Fünf Löcher im Himmel - Rocko Schamoni kommt bei der Oldenburger Selbstinszenierung seines Roman nicht über ein Unentschieden hinaus.
Wellensittichweltverschwörung
von Tim Schomacker
Oldenburg, 16. April 2016. Ein in den Bühnenboden eingelassenes Laufband. Dahinter eine Leinwand mit langsam fortziehender Gegend in Schwarz-Weiß drauf. Davor ein Quadratmeterbündel Bühnenregen, der in einem Rost verschwindet. Darauf Paul. Ende sechzig. Thomas Birklein geht ihn so, dass nie ganz klar ist: Läuft er von irgendwo, vor irgendwas weg? Oder doch eher irgendwas oder -wem entgegen? Kaum mehr als Mantel, Seesack und eine uralte Armeepistole seien ihm geblieben, sagt Paul in forciertem Spaziergangtempo. "Ich gehe die Pfade meiner Jugend ab, um herauszukriegen, wie ich der geworden bin, der ich bin."

* Arbeitsauftrag A *
Welchen Grund nennt Paul in der Theaterkritik dafür, dass er die Pfade seiner Jugend abgeht? Antworte in ein bis drei Sätzen.
* Arbeitsauftrag B *
Schreibe sämtliche Einträge aus Block 1 unverändert und in derselben Reihenfolge ab.

* Eingabedaten *
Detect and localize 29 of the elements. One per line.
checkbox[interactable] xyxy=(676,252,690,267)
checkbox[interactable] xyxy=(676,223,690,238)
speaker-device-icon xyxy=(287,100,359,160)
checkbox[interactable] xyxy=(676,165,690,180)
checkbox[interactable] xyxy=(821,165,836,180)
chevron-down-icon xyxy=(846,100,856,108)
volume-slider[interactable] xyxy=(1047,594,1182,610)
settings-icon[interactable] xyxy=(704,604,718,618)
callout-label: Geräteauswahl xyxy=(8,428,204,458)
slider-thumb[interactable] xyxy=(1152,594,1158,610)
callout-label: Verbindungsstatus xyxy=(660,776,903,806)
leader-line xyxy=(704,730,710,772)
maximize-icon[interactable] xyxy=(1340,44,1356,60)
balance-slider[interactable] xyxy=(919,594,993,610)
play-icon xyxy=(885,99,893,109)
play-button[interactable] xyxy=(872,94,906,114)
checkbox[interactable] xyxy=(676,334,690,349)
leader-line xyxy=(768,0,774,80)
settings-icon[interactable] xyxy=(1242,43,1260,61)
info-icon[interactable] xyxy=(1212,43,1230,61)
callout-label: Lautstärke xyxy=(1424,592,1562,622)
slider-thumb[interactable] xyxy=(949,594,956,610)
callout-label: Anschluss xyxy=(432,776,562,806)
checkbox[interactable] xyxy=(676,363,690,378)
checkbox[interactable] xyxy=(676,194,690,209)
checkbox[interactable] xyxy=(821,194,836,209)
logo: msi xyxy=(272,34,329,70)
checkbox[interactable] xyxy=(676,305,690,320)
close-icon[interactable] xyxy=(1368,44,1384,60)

* Vollständige Antwort A *
Paul geht die Pfade seiner Jugend ab, um herauszufinden, wie er zu dem geworden ist, der er heute ist.

* Vollständige Antwort B *
Detect and localize 29 of the elements. One per line.
checkbox[interactable] xyxy=(676,252,690,267)
checkbox[interactable] xyxy=(676,223,690,238)
speaker-device-icon xyxy=(287,100,359,160)
checkbox[interactable] xyxy=(676,165,690,180)
checkbox[interactable] xyxy=(821,165,836,180)
chevron-down-icon xyxy=(846,100,856,108)
volume-slider[interactable] xyxy=(1047,594,1182,610)
settings-icon[interactable] xyxy=(704,604,718,618)
callout-label: Geräteauswahl xyxy=(8,428,204,458)
slider-thumb[interactable] xyxy=(1152,594,1158,610)
callout-label: Verbindungsstatus xyxy=(660,776,903,806)
leader-line xyxy=(704,730,710,772)
maximize-icon[interactable] xyxy=(1340,44,1356,60)
balance-slider[interactable] xyxy=(919,594,993,610)
play-icon xyxy=(885,99,893,109)
play-button[interactable] xyxy=(872,94,906,114)
checkbox[interactable] xyxy=(676,334,690,349)
leader-line xyxy=(768,0,774,80)
settings-icon[interactable] xyxy=(1242,43,1260,61)
info-icon[interactable] xyxy=(1212,43,1230,61)
callout-label: Lautstärke xyxy=(1424,592,1562,622)
slider-thumb[interactable] xyxy=(949,594,956,610)
callout-label: Anschluss xyxy=(432,776,562,806)
checkbox[interactable] xyxy=(676,363,690,378)
checkbox[interactable] xyxy=(676,194,690,209)
checkbox[interactable] xyxy=(821,194,836,209)
logo: msi xyxy=(272,34,329,70)
checkbox[interactable] xyxy=(676,305,690,320)
close-icon[interactable] xyxy=(1368,44,1384,60)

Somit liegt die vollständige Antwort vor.